**GIVEN REQUEST**: Pick out the lines containing "name".

**DATASET**:
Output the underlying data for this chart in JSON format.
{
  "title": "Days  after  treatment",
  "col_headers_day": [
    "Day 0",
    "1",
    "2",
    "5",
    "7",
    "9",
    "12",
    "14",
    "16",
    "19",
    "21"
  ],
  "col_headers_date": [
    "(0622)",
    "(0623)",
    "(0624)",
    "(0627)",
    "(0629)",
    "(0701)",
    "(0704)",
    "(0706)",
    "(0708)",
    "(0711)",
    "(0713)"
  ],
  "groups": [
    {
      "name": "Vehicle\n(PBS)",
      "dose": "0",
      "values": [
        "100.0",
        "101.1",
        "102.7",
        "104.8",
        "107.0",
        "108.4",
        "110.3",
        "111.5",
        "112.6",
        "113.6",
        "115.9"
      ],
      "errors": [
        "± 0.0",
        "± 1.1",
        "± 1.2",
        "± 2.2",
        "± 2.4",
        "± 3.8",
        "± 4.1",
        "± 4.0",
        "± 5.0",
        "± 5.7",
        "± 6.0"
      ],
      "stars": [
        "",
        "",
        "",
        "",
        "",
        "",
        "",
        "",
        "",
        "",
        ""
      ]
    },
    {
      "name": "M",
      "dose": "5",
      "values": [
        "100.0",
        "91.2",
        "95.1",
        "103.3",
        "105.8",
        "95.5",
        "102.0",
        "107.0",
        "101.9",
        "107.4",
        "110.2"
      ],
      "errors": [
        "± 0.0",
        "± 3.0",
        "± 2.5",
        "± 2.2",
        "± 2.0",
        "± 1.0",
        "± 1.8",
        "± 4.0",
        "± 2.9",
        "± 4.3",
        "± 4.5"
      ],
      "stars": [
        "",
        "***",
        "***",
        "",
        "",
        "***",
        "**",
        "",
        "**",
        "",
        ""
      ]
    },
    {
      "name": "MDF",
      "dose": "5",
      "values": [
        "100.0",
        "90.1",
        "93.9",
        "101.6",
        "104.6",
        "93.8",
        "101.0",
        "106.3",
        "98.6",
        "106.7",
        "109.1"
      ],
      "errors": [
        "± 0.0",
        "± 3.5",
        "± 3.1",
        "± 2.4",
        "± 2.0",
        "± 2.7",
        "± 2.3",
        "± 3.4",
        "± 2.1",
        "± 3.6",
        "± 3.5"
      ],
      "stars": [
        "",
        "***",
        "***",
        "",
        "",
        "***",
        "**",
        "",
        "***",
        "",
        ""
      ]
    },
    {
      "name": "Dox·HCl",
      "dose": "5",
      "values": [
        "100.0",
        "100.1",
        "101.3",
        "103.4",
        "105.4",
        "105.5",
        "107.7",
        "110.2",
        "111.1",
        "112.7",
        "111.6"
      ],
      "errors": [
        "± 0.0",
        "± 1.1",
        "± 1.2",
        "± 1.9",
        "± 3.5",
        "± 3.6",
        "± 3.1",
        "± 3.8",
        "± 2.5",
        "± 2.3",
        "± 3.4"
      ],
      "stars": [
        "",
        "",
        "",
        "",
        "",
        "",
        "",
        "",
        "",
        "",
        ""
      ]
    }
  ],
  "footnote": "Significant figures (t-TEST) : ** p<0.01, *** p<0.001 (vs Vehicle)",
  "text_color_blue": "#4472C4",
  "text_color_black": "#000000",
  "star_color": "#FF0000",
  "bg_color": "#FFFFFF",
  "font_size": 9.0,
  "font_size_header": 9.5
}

**CORRECT ANSWER**:
      "name": "Vehicle\n(PBS)",
      "name": "M",
      "name": "MDF",
      "name": "Dox·HCl",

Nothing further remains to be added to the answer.